#### Exercise prompt
Every record should be copied exactly, except that pictures are to be omitted.

#### The data
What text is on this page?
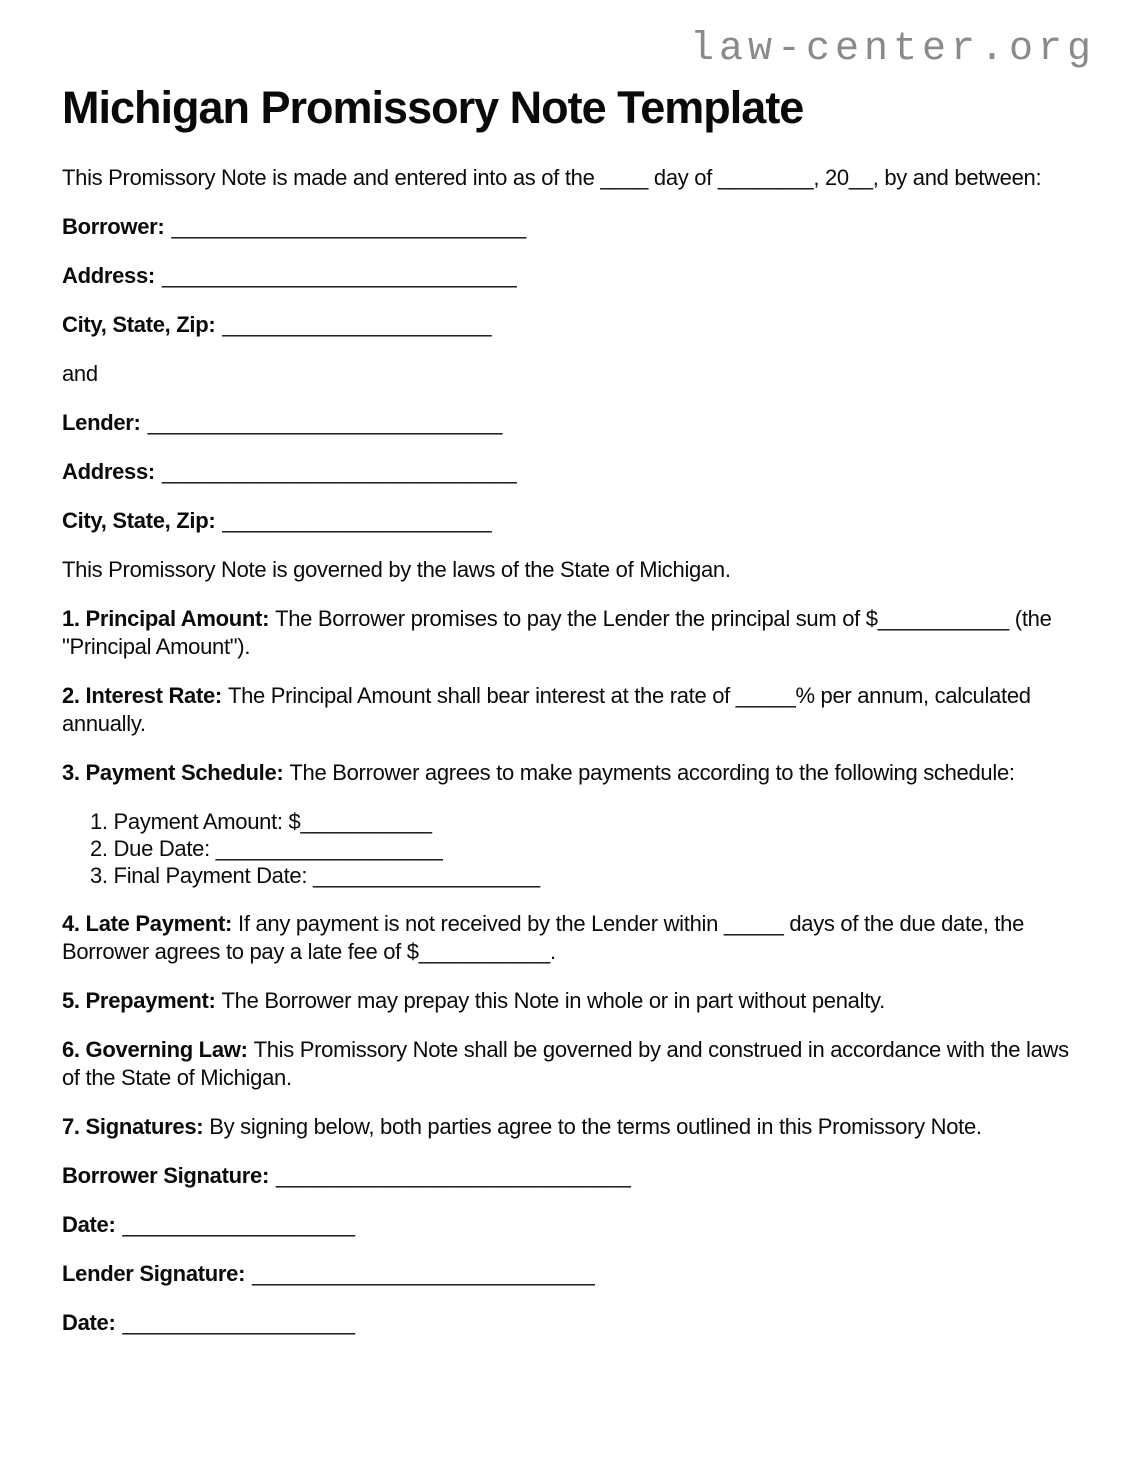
law-center.org
Michigan Promissory Note Template

This Promissory Note is made and entered into as of the ____ day of ________, 20__, by and between:

Borrower: _____________________________

Address: _____________________________

City, State, Zip: ______________________

and

Lender: _____________________________

Address: _____________________________

City, State, Zip: ______________________

This Promissory Note is governed by the laws of the State of Michigan.

1. Principal Amount: The Borrower promises to pay the Lender the principal sum of $___________ (the "Principal Amount").

2. Interest Rate: The Principal Amount shall bear interest at the rate of _____% per annum, calculated annually.

3. Payment Schedule: The Borrower agrees to make payments according to the following schedule:

1. Payment Amount: $___________
2. Due Date: ___________________
3. Final Payment Date: ___________________

4. Late Payment: If any payment is not received by the Lender within _____ days of the due date, the Borrower agrees to pay a late fee of $___________.

5. Prepayment: The Borrower may prepay this Note in whole or in part without penalty.

6. Governing Law: This Promissory Note shall be governed by and construed in accordance with the laws of the State of Michigan.

7. Signatures: By signing below, both parties agree to the terms outlined in this Promissory Note.

Borrower Signature: _____________________________

Date: ___________________

Lender Signature: ____________________________

Date: ___________________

#### Exercise output
What text is on this page?
law-center.org
Michigan Promissory Note Template

This Promissory Note is made and entered into as of the ____ day of ________, 20__, by and between:

Borrower: _____________________________

Address: _____________________________

City, State, Zip: ______________________

and

Lender: _____________________________

Address: _____________________________

City, State, Zip: ______________________

This Promissory Note is governed by the laws of the State of Michigan.

1. Principal Amount: The Borrower promises to pay the Lender the principal sum of $___________ (the "Principal Amount").

2. Interest Rate: The Principal Amount shall bear interest at the rate of _____% per annum, calculated annually.

3. Payment Schedule: The Borrower agrees to make payments according to the following schedule:

1. Payment Amount: $___________
2. Due Date: ___________________
3. Final Payment Date: ___________________

4. Late Payment: If any payment is not received by the Lender within _____ days of the due date, the Borrower agrees to pay a late fee of $___________.

5. Prepayment: The Borrower may prepay this Note in whole or in part without penalty.

6. Governing Law: This Promissory Note shall be governed by and construed in accordance with the laws of the State of Michigan.

7. Signatures: By signing below, both parties agree to the terms outlined in this Promissory Note.

Borrower Signature: _____________________________

Date: ___________________

Lender Signature: ____________________________

Date: ___________________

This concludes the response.